_BRANO_.
Negli anni 80, gran parte dei processi dell’emergenza erano in fase d’istruzione, oppure ancora in corso. L‘introduzione di criteri selettivi avrebbe creato delle situazioni di manifesta antigiuridicità. Persone nel frattempo condannate solo per reati di tipo associativo sarebbero state tutelate a discapito di chi, ancora in attesa di giudizio e dunque sotto il beneficio della presunzione d’innocenza, sarebbe rimasto escluso. Per evitare questo ginepraio insolubile venne salvaguardato il principio astratto e generale dell’asilo, a prescindere dalla regolarizzazione amministrativa, demandata ai criteri d’applicazione delle singole prefetture.
Nonostante le alternanze politiche che seguirono, la situazione restò sostanzialmente immutata per circa un decennio, fino all’indomani dell’entrata dell’Italia nel dispositivo Shengen. Gli automatismi previsti nel sistema della banca dati integrata provocarono diversi arresti. Per porvi rimedio il 4 marzo 1998 il primo ministro, Lionel Jospin, ribadì ufficialmente che il suo governo non aveva l’intenzione di modificare l’atteggiamento tenuto dalla Francia fino ad allora: «Per questo non ha dato e non darà seguito ad alcuna domanda d’estradizione dei fuoriusciti italiani che sono venuti nel nostro paese[…] a seguito di atti di natura violenta d’ispirazione politica repressi nel loro paese». Superata la crisi precise disposizioni furono impartite per disattivare tutte le segnalazioni d’arresto. La successiva introduzione del reciproco riconoscimento delle decisioni di giustizia penale tra gli stati membri dell’Unione inaugura lo spazio giudiziario europeo sotto i cattivi auspici di un disequilibrio tra le accresciute potenzialità repressive delle autorità statali e le ridotte garanzie di tutela dei singoli cittadini. I vari protocolli stabiliti con il sistema informatico Schengen, il mandato d’arresto europeo, Europol ed Eurojust stanno alle vecchie sovranità politiche come la Banca centrale europea sta alla vecchie politiche economiche nazionali di scuola keynesiana.

_DATI FORNITI_.

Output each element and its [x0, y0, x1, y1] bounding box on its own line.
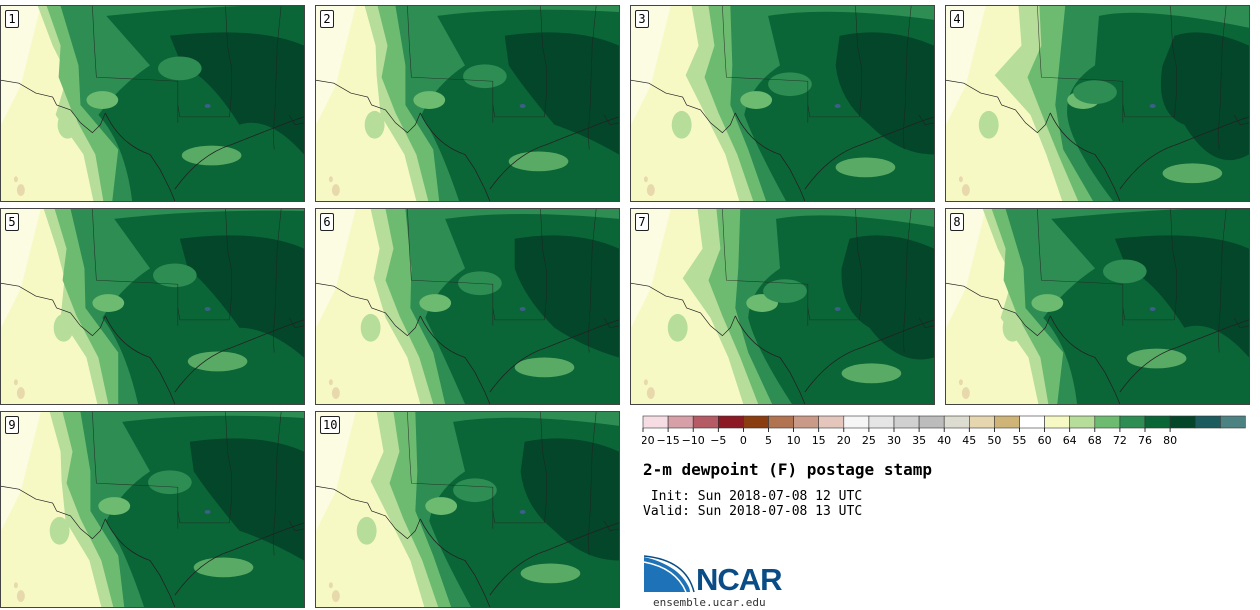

_ISTRUZIONI OPERATIVE_.
Trascrivi fedelmente il passo del brano sull'asilo in Francia che comincia con le parole "Negli anni 80, gran" e si ferma dopo le parole "delle singole prefetture.". L'elenco non ha alcun legame con il brano.

_RISPOSTA_.
Negli anni 80, gran parte dei processi dell’emergenza erano in fase d’istruzione, oppure ancora in corso. L‘introduzione di criteri selettivi avrebbe creato delle situazioni di manifesta antigiuridicità. Persone nel frattempo condannate solo per reati di tipo associativo sarebbero state tutelate a discapito di chi, ancora in attesa di giudizio e dunque sotto il beneficio della presunzione d’innocenza, sarebbe rimasto escluso. Per evitare questo ginepraio insolubile venne salvaguardato il principio astratto e generale dell’asilo, a prescindere dalla regolarizzazione amministrativa, demandata ai criteri d’applicazione delle singole prefetture.